▶ _EXERCISE DIRECTIONS_: Output nothing but the number of lines that include the word "ROAD".
::::
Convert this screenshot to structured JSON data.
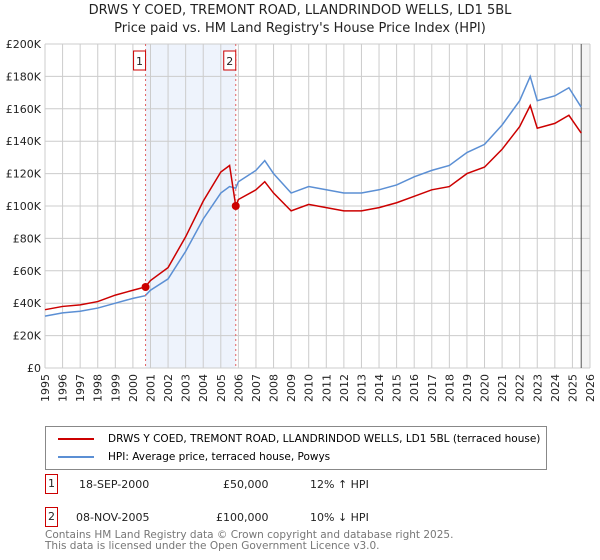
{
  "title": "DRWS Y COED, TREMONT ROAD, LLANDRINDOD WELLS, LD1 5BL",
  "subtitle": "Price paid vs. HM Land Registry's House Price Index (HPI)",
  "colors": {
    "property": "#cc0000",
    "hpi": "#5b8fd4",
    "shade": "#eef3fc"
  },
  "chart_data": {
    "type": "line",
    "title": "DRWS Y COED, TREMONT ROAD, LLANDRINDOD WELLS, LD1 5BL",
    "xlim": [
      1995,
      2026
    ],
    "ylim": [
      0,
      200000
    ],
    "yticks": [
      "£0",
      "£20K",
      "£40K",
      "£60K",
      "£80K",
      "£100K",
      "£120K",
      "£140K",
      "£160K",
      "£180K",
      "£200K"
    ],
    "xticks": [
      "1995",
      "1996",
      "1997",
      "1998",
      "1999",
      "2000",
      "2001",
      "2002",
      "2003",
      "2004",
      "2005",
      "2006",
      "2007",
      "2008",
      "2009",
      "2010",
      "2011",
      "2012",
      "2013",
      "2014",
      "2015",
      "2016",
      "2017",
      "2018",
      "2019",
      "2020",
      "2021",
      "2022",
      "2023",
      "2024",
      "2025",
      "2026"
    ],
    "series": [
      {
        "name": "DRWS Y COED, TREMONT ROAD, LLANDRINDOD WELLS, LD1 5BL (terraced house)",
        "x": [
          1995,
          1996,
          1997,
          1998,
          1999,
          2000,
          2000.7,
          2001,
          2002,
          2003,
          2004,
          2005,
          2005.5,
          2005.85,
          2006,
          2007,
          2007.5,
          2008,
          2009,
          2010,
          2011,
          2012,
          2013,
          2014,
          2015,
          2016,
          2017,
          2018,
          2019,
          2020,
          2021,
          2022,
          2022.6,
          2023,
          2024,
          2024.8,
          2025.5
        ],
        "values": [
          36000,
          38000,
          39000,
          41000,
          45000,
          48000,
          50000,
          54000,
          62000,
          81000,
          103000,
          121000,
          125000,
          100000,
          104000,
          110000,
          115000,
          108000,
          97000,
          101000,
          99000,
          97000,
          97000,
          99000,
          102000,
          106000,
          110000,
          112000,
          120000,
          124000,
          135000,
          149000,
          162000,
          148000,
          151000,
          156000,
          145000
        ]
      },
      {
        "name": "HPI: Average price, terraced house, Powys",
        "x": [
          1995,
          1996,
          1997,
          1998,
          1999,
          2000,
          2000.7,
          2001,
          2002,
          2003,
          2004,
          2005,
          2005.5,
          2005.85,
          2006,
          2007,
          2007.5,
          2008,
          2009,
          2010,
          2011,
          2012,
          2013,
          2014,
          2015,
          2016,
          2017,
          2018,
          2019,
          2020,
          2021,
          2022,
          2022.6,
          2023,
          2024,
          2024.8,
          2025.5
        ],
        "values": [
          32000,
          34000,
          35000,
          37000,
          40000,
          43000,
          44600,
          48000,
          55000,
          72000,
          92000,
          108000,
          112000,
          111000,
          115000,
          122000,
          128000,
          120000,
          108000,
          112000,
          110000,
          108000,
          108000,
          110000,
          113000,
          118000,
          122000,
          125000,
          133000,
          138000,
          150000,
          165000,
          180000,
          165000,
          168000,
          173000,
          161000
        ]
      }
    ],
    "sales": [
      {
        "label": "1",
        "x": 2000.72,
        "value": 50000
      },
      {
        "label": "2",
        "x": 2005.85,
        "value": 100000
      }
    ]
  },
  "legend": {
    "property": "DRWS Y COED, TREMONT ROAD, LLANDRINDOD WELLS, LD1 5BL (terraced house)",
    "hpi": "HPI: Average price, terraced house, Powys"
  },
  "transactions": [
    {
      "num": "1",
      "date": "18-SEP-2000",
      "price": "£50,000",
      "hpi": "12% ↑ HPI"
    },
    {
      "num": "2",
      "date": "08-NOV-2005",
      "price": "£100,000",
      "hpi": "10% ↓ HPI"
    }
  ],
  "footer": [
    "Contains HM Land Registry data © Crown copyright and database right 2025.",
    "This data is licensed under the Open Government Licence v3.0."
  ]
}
::::
▶ _TASK ANSWER_: 4